[Stored data entries]
--- start ---
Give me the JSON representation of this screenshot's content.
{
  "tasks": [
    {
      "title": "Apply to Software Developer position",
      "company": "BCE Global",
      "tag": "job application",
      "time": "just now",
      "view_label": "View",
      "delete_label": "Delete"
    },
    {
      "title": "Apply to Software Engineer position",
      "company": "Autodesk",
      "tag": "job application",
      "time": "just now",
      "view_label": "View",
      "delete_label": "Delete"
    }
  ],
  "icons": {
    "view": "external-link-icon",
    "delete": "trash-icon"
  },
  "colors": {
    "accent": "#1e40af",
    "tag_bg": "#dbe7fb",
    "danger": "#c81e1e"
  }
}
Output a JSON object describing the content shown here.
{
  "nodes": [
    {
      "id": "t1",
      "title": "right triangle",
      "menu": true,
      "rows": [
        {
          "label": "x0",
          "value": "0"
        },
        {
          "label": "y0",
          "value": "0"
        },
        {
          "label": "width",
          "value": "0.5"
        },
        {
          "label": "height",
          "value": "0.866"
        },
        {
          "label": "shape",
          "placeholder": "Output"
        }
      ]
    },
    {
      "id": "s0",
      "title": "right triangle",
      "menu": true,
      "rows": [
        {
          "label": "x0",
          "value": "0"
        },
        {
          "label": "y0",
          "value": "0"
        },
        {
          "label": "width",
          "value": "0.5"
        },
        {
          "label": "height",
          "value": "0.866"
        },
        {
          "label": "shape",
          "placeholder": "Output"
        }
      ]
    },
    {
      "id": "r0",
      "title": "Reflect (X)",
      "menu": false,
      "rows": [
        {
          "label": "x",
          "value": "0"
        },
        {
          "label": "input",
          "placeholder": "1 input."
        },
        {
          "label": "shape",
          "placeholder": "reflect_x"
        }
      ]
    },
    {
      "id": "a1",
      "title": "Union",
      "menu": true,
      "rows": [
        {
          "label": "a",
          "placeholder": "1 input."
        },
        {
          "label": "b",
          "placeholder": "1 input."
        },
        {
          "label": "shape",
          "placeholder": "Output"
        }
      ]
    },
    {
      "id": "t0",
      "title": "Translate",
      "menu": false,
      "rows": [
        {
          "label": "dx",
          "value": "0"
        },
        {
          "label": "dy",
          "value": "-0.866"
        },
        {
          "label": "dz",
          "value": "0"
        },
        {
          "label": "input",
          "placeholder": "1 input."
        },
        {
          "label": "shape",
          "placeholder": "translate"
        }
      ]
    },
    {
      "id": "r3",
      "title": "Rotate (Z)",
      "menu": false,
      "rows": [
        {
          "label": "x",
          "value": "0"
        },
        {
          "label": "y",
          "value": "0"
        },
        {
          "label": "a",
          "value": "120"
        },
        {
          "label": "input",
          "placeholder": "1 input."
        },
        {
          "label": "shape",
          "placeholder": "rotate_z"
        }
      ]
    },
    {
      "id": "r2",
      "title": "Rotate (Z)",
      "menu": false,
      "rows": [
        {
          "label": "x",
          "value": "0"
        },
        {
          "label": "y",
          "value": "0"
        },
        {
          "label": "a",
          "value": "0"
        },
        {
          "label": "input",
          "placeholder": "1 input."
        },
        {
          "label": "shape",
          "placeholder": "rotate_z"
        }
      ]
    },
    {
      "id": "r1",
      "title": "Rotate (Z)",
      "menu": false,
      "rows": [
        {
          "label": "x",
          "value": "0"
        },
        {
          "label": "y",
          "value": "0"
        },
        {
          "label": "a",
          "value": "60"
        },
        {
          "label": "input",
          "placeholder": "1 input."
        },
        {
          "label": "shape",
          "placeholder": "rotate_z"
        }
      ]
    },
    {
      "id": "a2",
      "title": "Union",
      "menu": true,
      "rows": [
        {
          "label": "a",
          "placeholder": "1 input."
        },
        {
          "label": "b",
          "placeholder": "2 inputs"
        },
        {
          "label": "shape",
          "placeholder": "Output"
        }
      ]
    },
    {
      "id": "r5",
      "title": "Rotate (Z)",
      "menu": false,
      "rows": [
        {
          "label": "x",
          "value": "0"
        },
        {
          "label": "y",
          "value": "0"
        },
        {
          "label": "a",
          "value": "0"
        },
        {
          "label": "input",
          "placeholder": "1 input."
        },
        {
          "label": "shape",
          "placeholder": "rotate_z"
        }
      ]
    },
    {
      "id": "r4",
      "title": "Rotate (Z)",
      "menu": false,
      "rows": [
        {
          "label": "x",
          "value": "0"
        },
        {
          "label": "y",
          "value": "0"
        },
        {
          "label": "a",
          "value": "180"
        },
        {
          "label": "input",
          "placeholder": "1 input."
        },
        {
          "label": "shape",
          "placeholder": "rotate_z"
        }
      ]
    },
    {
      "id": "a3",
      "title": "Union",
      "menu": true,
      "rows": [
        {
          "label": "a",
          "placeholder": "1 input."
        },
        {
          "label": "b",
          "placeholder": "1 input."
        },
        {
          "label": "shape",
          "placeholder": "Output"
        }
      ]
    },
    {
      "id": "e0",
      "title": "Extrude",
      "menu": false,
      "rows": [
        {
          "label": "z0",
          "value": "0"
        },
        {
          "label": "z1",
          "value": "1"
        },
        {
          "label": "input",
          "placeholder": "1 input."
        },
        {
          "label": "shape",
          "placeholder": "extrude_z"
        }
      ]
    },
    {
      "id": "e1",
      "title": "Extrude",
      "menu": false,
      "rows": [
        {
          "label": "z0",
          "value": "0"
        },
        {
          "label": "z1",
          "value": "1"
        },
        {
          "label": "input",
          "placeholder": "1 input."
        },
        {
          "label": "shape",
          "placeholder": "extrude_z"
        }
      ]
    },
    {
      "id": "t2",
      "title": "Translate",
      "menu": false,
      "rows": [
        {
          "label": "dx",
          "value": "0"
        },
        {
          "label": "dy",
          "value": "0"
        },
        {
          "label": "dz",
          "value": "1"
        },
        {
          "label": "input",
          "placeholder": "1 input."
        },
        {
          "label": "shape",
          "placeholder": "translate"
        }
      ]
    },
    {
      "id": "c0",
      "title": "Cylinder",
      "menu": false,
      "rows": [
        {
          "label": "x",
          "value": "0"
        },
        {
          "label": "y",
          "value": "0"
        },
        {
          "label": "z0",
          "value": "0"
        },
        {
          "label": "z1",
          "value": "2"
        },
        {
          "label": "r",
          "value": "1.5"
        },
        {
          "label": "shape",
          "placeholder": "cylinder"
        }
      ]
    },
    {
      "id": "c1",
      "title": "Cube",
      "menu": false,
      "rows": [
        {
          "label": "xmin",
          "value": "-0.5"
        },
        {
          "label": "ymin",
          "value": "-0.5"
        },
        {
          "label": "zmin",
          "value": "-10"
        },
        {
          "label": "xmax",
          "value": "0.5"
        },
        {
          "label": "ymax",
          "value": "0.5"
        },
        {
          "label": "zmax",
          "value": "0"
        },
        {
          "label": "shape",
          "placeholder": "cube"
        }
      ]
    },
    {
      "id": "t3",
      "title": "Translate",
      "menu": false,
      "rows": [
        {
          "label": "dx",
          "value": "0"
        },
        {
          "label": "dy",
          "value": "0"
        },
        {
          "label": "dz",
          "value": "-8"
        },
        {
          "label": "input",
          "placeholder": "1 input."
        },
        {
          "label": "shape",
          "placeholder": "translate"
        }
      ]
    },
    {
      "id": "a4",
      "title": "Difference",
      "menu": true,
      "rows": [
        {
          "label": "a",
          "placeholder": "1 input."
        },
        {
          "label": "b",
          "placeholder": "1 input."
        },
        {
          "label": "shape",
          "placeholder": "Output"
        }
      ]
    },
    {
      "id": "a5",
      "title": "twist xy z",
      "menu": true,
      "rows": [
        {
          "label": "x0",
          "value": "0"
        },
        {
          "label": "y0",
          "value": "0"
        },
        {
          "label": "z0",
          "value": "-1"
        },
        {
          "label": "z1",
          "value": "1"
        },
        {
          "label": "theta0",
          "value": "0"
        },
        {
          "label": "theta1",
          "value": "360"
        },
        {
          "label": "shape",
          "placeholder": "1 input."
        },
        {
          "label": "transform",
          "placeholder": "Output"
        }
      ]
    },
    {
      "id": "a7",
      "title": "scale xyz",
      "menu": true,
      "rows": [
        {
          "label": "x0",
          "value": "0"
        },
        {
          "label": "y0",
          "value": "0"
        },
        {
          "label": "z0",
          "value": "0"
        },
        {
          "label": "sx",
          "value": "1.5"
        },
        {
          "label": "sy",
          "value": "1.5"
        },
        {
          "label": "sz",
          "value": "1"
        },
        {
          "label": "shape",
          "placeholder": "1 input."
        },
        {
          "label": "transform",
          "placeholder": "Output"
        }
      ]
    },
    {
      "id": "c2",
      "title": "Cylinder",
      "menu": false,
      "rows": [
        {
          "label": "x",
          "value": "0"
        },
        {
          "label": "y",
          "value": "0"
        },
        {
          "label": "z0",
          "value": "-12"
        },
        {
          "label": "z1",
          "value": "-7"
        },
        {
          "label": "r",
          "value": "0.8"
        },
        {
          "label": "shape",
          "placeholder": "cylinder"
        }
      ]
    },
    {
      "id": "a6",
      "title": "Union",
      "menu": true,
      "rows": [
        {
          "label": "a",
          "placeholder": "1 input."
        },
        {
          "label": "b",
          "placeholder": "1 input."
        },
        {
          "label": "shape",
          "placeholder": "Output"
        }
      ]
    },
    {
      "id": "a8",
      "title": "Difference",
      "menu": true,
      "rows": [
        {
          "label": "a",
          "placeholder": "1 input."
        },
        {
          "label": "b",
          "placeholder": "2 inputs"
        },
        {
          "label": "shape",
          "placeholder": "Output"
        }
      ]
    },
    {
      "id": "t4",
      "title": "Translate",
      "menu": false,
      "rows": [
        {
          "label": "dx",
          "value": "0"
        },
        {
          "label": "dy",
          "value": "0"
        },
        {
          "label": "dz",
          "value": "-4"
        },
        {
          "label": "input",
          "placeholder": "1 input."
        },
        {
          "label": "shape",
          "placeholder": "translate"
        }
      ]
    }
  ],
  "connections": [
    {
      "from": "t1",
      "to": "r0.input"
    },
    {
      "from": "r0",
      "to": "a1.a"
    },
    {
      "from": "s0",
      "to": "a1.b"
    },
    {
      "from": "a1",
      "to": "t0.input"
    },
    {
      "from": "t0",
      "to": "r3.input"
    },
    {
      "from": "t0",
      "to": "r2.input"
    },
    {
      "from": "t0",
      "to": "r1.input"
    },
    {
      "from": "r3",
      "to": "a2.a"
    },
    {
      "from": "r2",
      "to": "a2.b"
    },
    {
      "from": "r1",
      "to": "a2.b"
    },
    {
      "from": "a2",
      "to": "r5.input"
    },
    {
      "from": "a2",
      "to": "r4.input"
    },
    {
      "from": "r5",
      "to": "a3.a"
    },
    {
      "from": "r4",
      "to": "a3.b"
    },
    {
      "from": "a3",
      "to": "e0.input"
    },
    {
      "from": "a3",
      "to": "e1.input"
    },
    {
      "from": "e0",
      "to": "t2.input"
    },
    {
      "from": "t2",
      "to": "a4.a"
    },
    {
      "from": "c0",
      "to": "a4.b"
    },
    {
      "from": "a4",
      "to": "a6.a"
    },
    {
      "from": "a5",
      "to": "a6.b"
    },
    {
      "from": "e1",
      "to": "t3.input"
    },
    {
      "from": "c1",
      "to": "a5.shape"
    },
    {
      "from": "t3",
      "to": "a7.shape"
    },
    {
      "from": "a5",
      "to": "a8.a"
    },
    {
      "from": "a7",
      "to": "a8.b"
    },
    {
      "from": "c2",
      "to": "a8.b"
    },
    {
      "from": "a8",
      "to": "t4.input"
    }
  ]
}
--- end ---
Report only the number of lines that hold the string "Software" in this listing.

2